__Exercise aim__
Keep only those lines of the records that include the string "interventions".

__Records__
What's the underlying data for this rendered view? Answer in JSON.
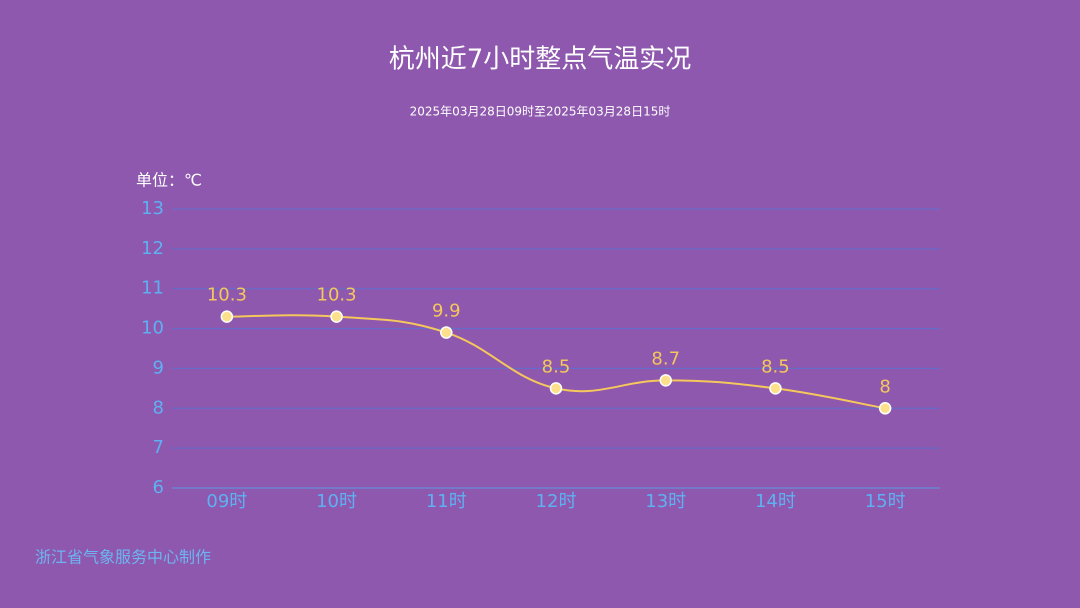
{
  "chart_data": {
    "type": "line",
    "title": "杭州近7小时整点气温实况",
    "subtitle": "2025年03月28日09时至2025年03月28日15时",
    "unit_label": "单位：℃",
    "categories": [
      "09时",
      "10时",
      "11时",
      "12时",
      "13时",
      "14时",
      "15时"
    ],
    "series": [
      {
        "name": "气温",
        "color": "#f5c75c",
        "values": [
          10.3,
          10.3,
          9.9,
          8.5,
          8.7,
          8.5,
          8
        ]
      }
    ],
    "ylim": [
      6,
      13
    ],
    "yticks": [
      6,
      7,
      8,
      9,
      10,
      11,
      12,
      13
    ],
    "grid": true,
    "footer": "浙江省气象服务中心制作"
  }
}
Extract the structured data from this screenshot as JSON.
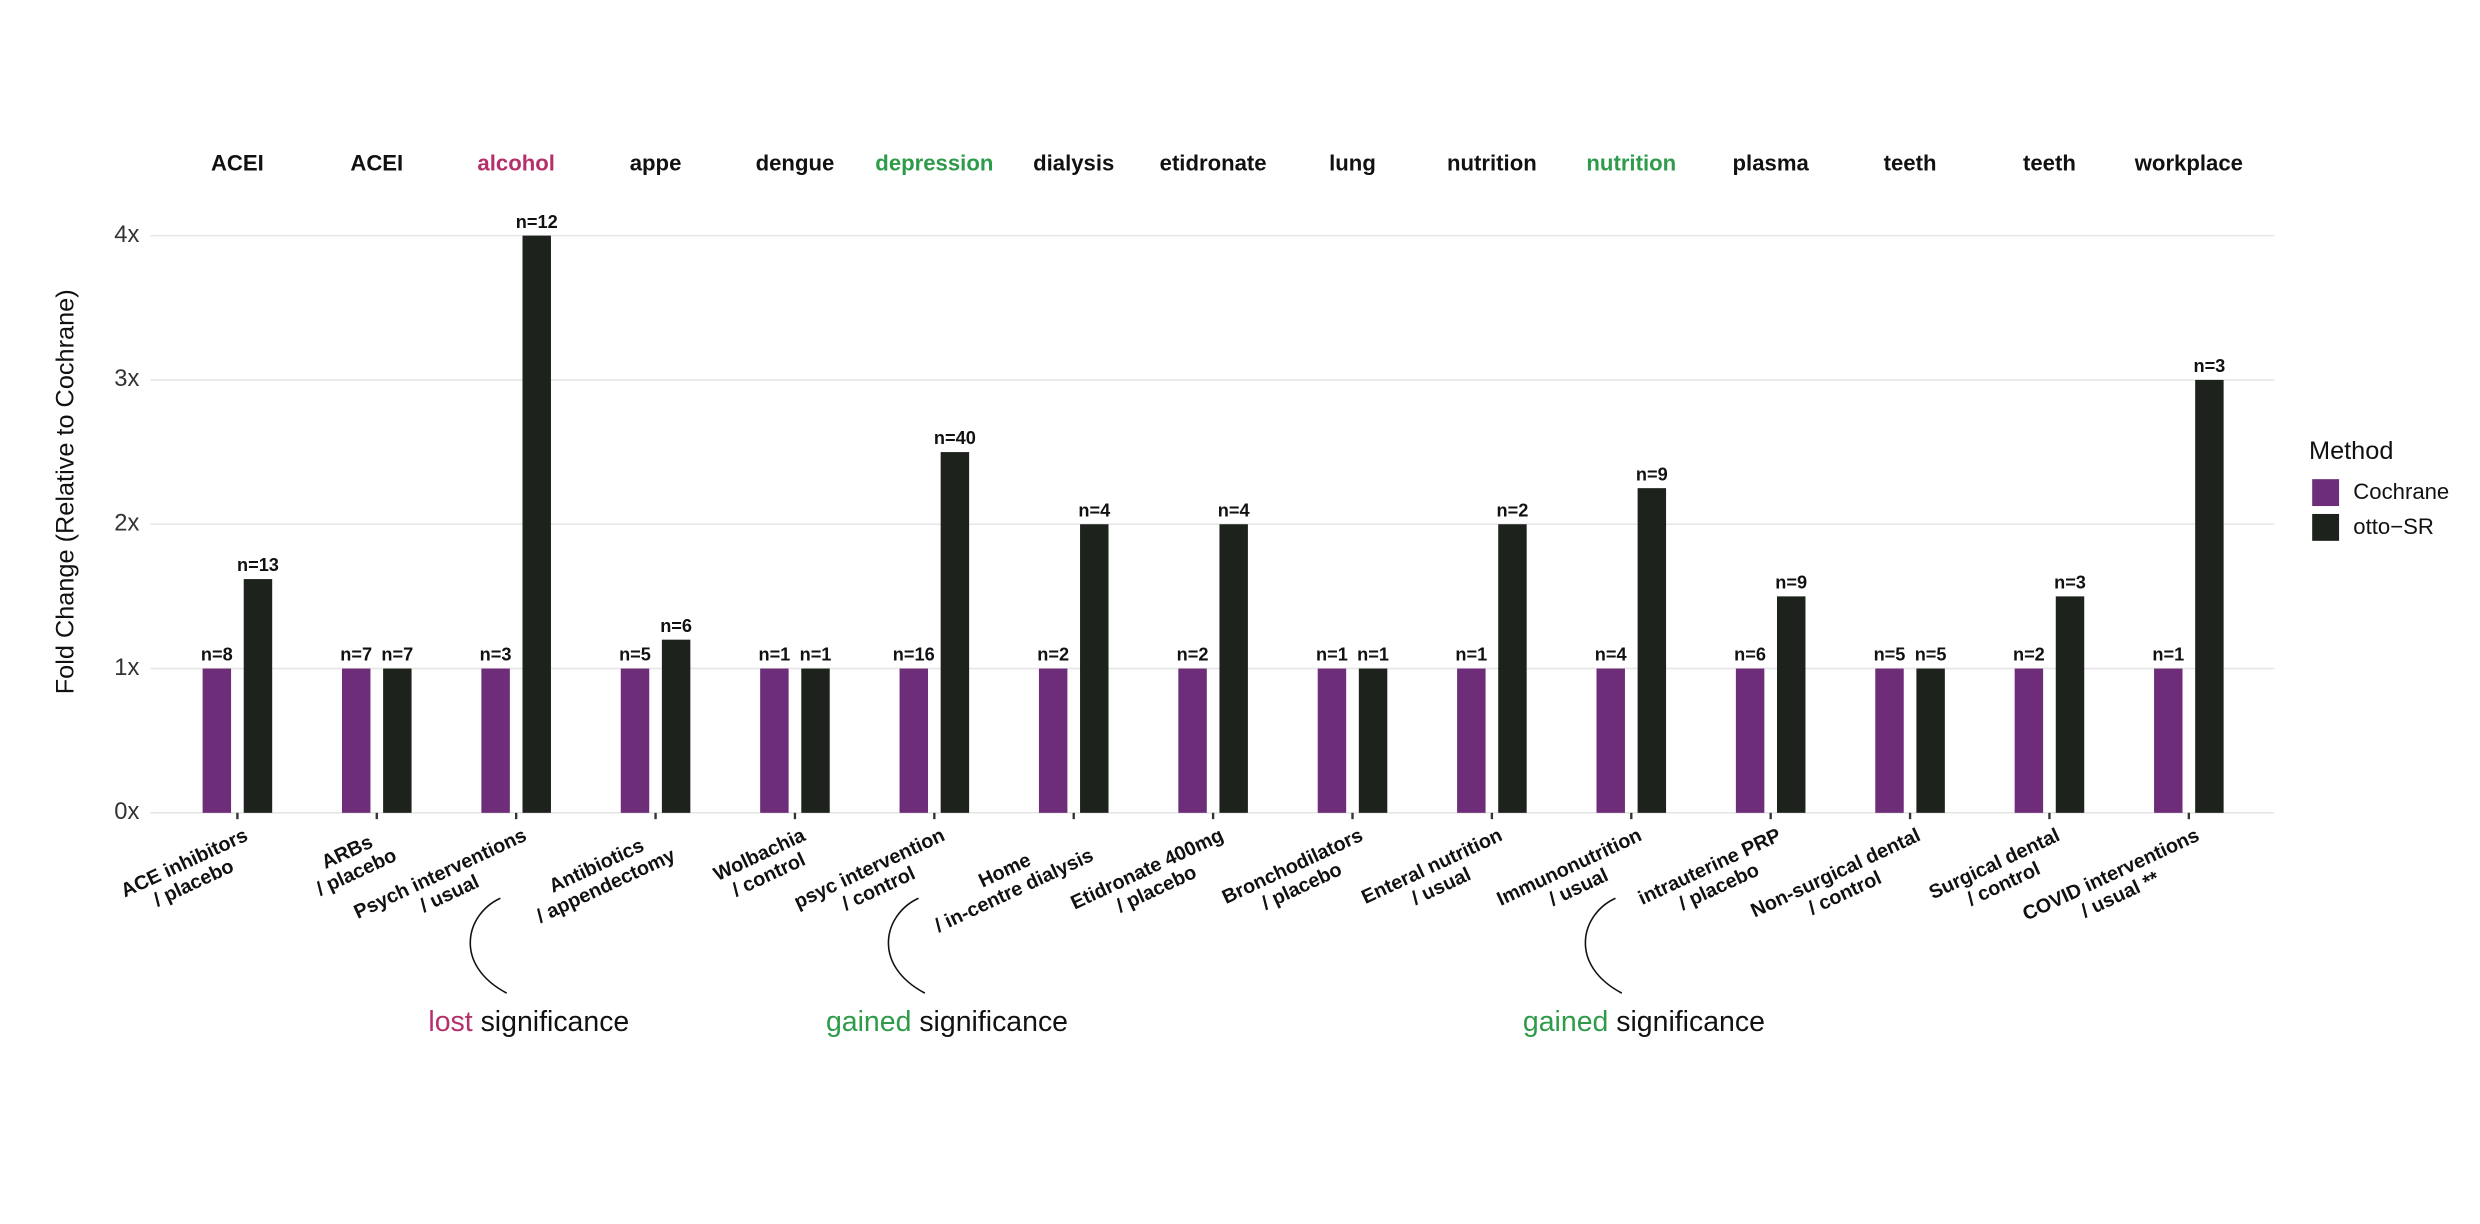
{
  "chart_data": {
    "type": "bar",
    "y_label": "Fold Change (Relative to Cochrane)",
    "panels": [
      {
        "label": "ACEI",
        "color": "#111111"
      },
      {
        "label": "ACEI",
        "color": "#111111"
      },
      {
        "label": "alcohol",
        "color": "#b5306a"
      },
      {
        "label": "appe",
        "color": "#111111"
      },
      {
        "label": "dengue",
        "color": "#111111"
      },
      {
        "label": "depression",
        "color": "#2e9b4a"
      },
      {
        "label": "dialysis",
        "color": "#111111"
      },
      {
        "label": "etidronate",
        "color": "#111111"
      },
      {
        "label": "lung",
        "color": "#111111"
      },
      {
        "label": "nutrition",
        "color": "#111111"
      },
      {
        "label": "nutrition",
        "color": "#2e9b4a"
      },
      {
        "label": "plasma",
        "color": "#111111"
      },
      {
        "label": "teeth",
        "color": "#111111"
      },
      {
        "label": "teeth",
        "color": "#111111"
      },
      {
        "label": "workplace",
        "color": "#111111"
      }
    ],
    "categories": [
      [
        "ACE inhibitors",
        "/ placebo"
      ],
      [
        "ARBs",
        "/ placebo"
      ],
      [
        "Psych interventions",
        "/ usual"
      ],
      [
        "Antibiotics",
        "/ appendectomy"
      ],
      [
        "Wolbachia",
        "/ control"
      ],
      [
        "psyc intervention",
        "/ control"
      ],
      [
        "Home",
        "/ in-centre dialysis"
      ],
      [
        "Etidronate 400mg",
        "/ placebo"
      ],
      [
        "Bronchodilators",
        "/ placebo"
      ],
      [
        "Enteral nutrition",
        "/ usual"
      ],
      [
        "Immunonutrition",
        "/ usual"
      ],
      [
        "intrauterine PRP",
        "/ placebo"
      ],
      [
        "Non-surgical dental",
        "/ control"
      ],
      [
        "Surgical dental",
        "/ control"
      ],
      [
        "COVID interventions",
        "/ usual **"
      ]
    ],
    "series": [
      {
        "name": "Cochrane",
        "color": "#6e2d78",
        "values": [
          1,
          1,
          1,
          1,
          1,
          1,
          1,
          1,
          1,
          1,
          1,
          1,
          1,
          1,
          1
        ],
        "labels": [
          "n=8",
          "n=7",
          "n=3",
          "n=5",
          "n=1",
          "n=16",
          "n=2",
          "n=2",
          "n=1",
          "n=1",
          "n=4",
          "n=6",
          "n=5",
          "n=2",
          "n=1"
        ]
      },
      {
        "name": "otto−SR",
        "color": "#1e221c",
        "values": [
          1.62,
          1,
          4,
          1.2,
          1,
          2.5,
          2,
          2,
          1,
          2,
          2.25,
          1.5,
          1,
          1.5,
          3
        ],
        "labels": [
          "n=13",
          "n=7",
          "n=12",
          "n=6",
          "n=1",
          "n=40",
          "n=4",
          "n=4",
          "n=1",
          "n=2",
          "n=9",
          "n=9",
          "n=5",
          "n=3",
          "n=3"
        ]
      }
    ],
    "legend_title": "Method",
    "ylim": [
      0,
      4
    ],
    "yticks": [
      {
        "value": 0,
        "label": "0x"
      },
      {
        "value": 1,
        "label": "1x"
      },
      {
        "value": 2,
        "label": "2x"
      },
      {
        "value": 3,
        "label": "3x"
      },
      {
        "value": 4,
        "label": "4x"
      }
    ],
    "grid": true,
    "annotations": [
      {
        "highlight": "lost",
        "color": "#b5306a",
        "text": "significance",
        "panel": 2
      },
      {
        "highlight": "gained",
        "color": "#2e9b4a",
        "text": "significance",
        "panel": 5
      },
      {
        "highlight": "gained",
        "color": "#2e9b4a",
        "text": "significance",
        "panel": 10
      }
    ]
  }
}
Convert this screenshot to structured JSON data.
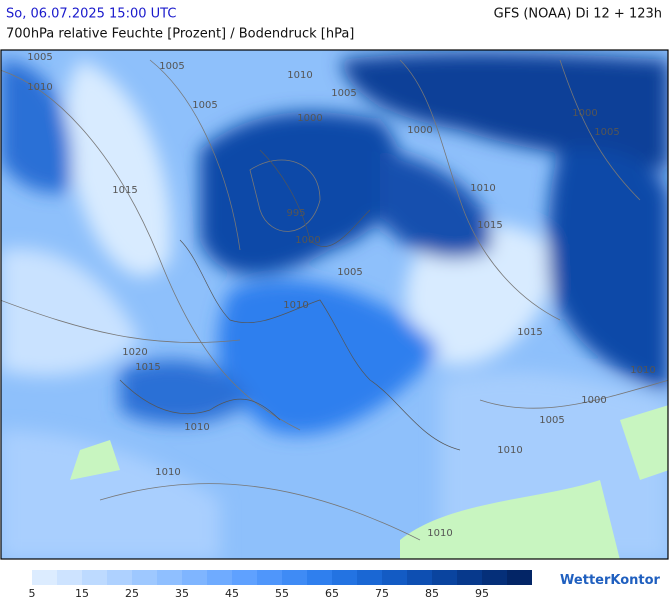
{
  "header": {
    "left": "So, 06.07.2025 15:00 UTC",
    "right": "GFS (NOAA) Di 12 + 123h",
    "subtitle": "700hPa relative Feuchte [Prozent] / Bodendruck [hPa]"
  },
  "isobar_labels": [
    "1005",
    "1010",
    "1005",
    "1010",
    "1005",
    "1005",
    "1000",
    "1000",
    "1000",
    "1005",
    "1015",
    "1010",
    "995",
    "1015",
    "1000",
    "1005",
    "1010",
    "1015",
    "1020",
    "1015",
    "1010",
    "1000",
    "1010",
    "1005",
    "1010",
    "1010",
    "1010"
  ],
  "legend": {
    "ticks": [
      5,
      15,
      25,
      35,
      45,
      55,
      65,
      75,
      85,
      95
    ],
    "colors": [
      "#dcecff",
      "#cde3ff",
      "#bddaff",
      "#aed1ff",
      "#9ec8ff",
      "#8fbfff",
      "#7fb5ff",
      "#6fabff",
      "#5fa1ff",
      "#4f96fb",
      "#3f8bf5",
      "#2f7fee",
      "#2373e2",
      "#1a67d4",
      "#135bc4",
      "#0e4fb2",
      "#0a449f",
      "#07398c",
      "#052f79",
      "#032566"
    ]
  },
  "logo": "WetterKontor"
}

__The answer__
        "Psych interventions",
        "COVID interventions",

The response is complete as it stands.